Set problem:
Transcribe the listing exactly, leaving out every picture.

Supplied data:
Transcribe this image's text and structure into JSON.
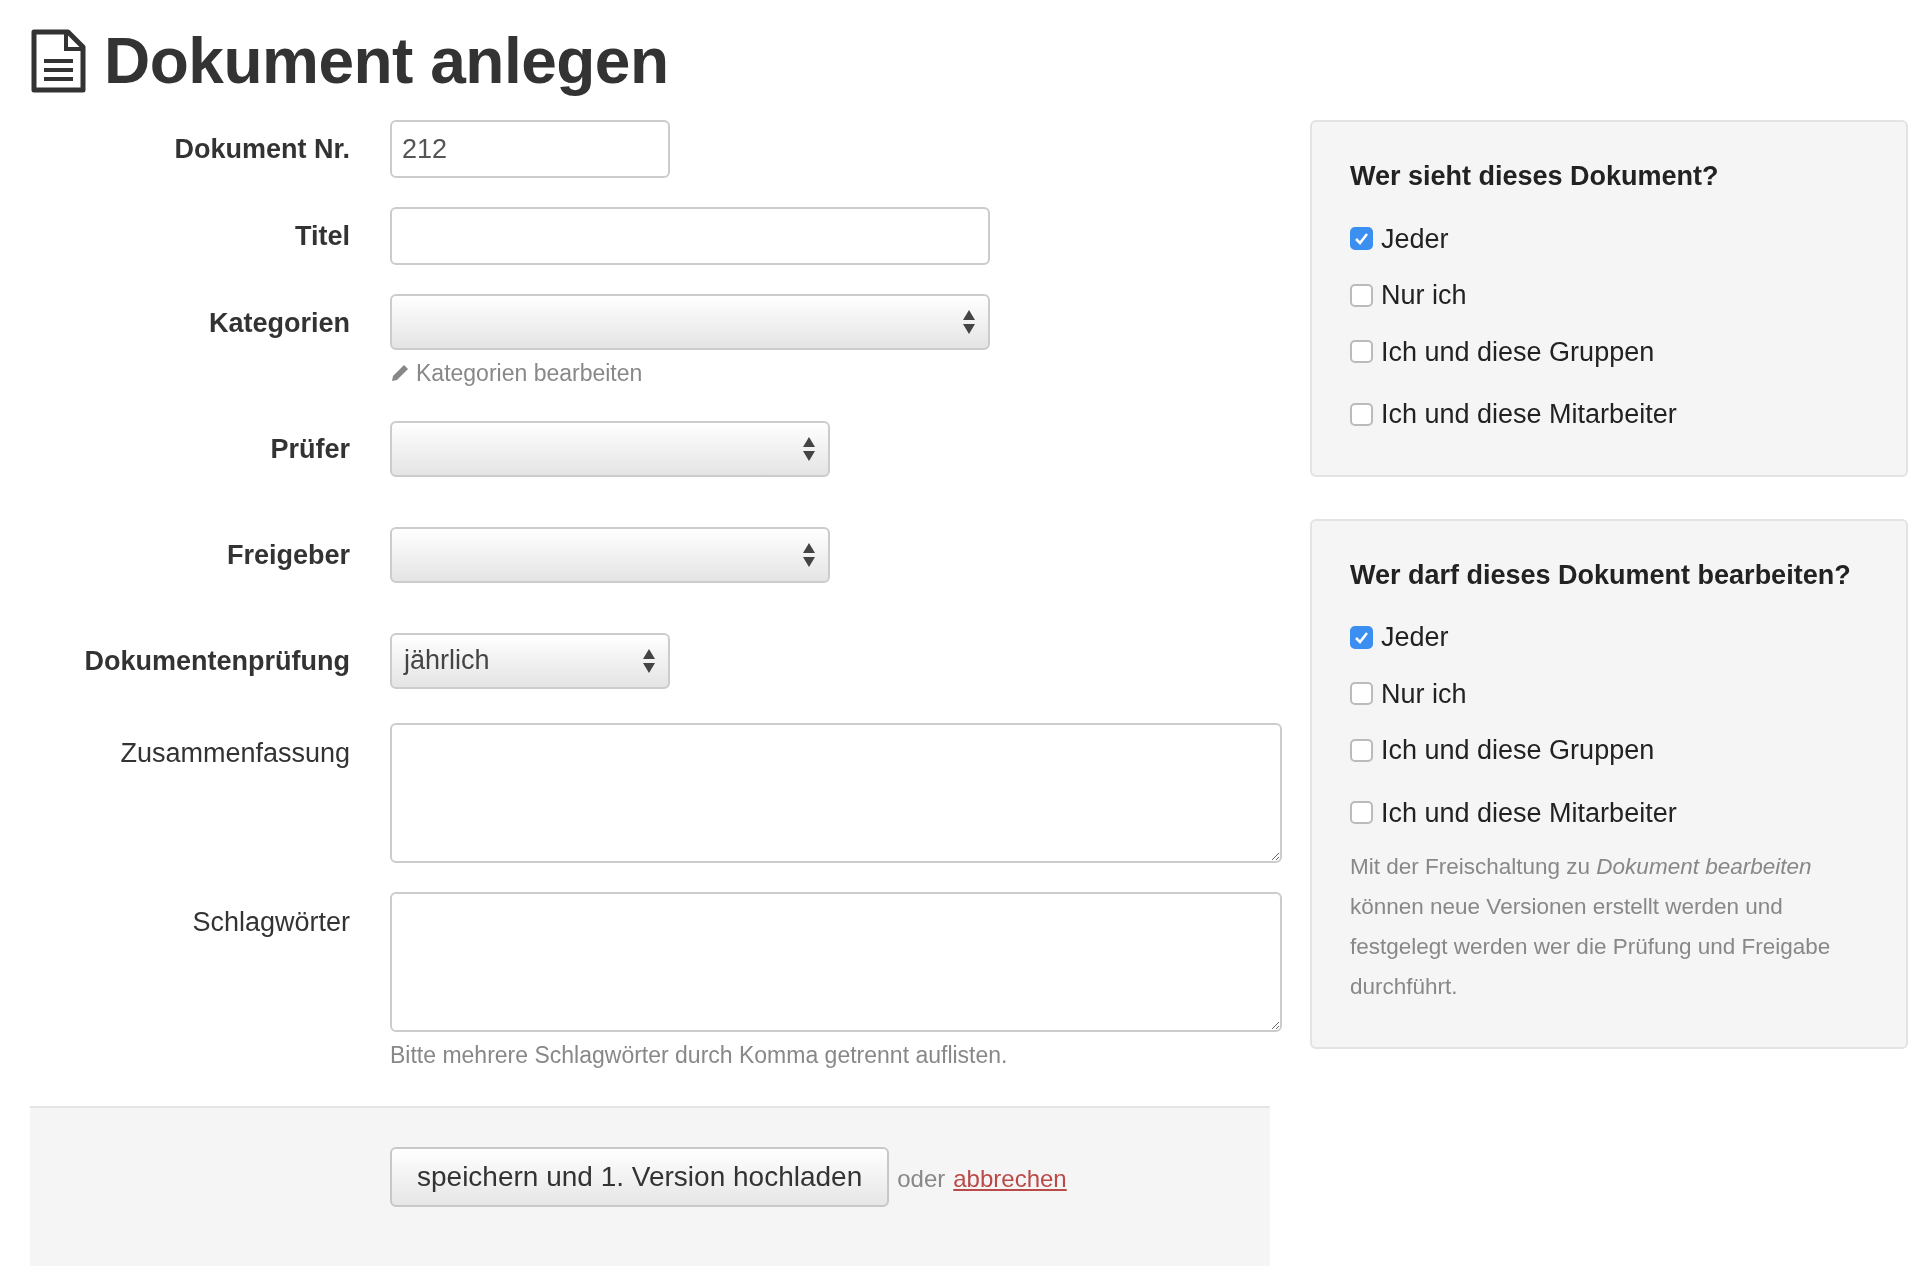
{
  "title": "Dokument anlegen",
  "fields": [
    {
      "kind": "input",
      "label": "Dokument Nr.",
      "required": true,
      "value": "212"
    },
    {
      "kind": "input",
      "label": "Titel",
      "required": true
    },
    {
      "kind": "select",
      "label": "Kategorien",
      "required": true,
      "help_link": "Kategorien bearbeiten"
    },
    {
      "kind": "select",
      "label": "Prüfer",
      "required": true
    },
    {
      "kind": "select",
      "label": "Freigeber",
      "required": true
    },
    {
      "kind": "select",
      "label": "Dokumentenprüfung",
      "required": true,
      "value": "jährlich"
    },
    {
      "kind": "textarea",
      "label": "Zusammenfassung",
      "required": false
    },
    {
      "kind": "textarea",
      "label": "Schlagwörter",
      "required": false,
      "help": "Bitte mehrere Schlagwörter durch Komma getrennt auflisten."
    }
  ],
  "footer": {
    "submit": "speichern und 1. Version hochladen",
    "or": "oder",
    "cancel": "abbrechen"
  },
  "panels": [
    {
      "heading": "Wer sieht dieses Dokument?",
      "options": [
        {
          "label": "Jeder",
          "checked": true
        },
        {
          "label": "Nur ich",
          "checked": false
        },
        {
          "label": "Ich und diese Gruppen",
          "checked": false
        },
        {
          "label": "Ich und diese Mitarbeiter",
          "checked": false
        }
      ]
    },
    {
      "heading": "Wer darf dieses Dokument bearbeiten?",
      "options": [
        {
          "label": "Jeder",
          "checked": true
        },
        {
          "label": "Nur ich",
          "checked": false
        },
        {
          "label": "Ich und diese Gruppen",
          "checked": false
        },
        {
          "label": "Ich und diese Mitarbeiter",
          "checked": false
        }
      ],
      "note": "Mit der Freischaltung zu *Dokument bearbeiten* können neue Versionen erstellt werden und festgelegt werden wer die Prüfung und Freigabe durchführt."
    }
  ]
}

Full answer:
Transcribe this image's text and structure into JSON.
{
  "title": "Dokument anlegen",
  "fields": [
    {
      "kind": "input",
      "label": "Dokument Nr.",
      "required": true,
      "value": "212"
    },
    {
      "kind": "input",
      "label": "Titel",
      "required": true
    },
    {
      "kind": "select",
      "label": "Kategorien",
      "required": true,
      "help_link": "Kategorien bearbeiten"
    },
    {
      "kind": "select",
      "label": "Prüfer",
      "required": true
    },
    {
      "kind": "select",
      "label": "Freigeber",
      "required": true
    },
    {
      "kind": "select",
      "label": "Dokumentenprüfung",
      "required": true,
      "value": "jährlich"
    },
    {
      "kind": "textarea",
      "label": "Zusammenfassung",
      "required": false
    },
    {
      "kind": "textarea",
      "label": "Schlagwörter",
      "required": false,
      "help": "Bitte mehrere Schlagwörter durch Komma getrennt auflisten."
    }
  ],
  "footer": {
    "submit": "speichern und 1. Version hochladen",
    "or": "oder",
    "cancel": "abbrechen"
  },
  "panels": [
    {
      "heading": "Wer sieht dieses Dokument?",
      "options": [
        {
          "label": "Jeder",
          "checked": true
        },
        {
          "label": "Nur ich",
          "checked": false
        },
        {
          "label": "Ich und diese Gruppen",
          "checked": false
        },
        {
          "label": "Ich und diese Mitarbeiter",
          "checked": false
        }
      ]
    },
    {
      "heading": "Wer darf dieses Dokument bearbeiten?",
      "options": [
        {
          "label": "Jeder",
          "checked": true
        },
        {
          "label": "Nur ich",
          "checked": false
        },
        {
          "label": "Ich und diese Gruppen",
          "checked": false
        },
        {
          "label": "Ich und diese Mitarbeiter",
          "checked": false
        }
      ],
      "note": "Mit der Freischaltung zu *Dokument bearbeiten* können neue Versionen erstellt werden und festgelegt werden wer die Prüfung und Freigabe durchführt."
    }
  ]
}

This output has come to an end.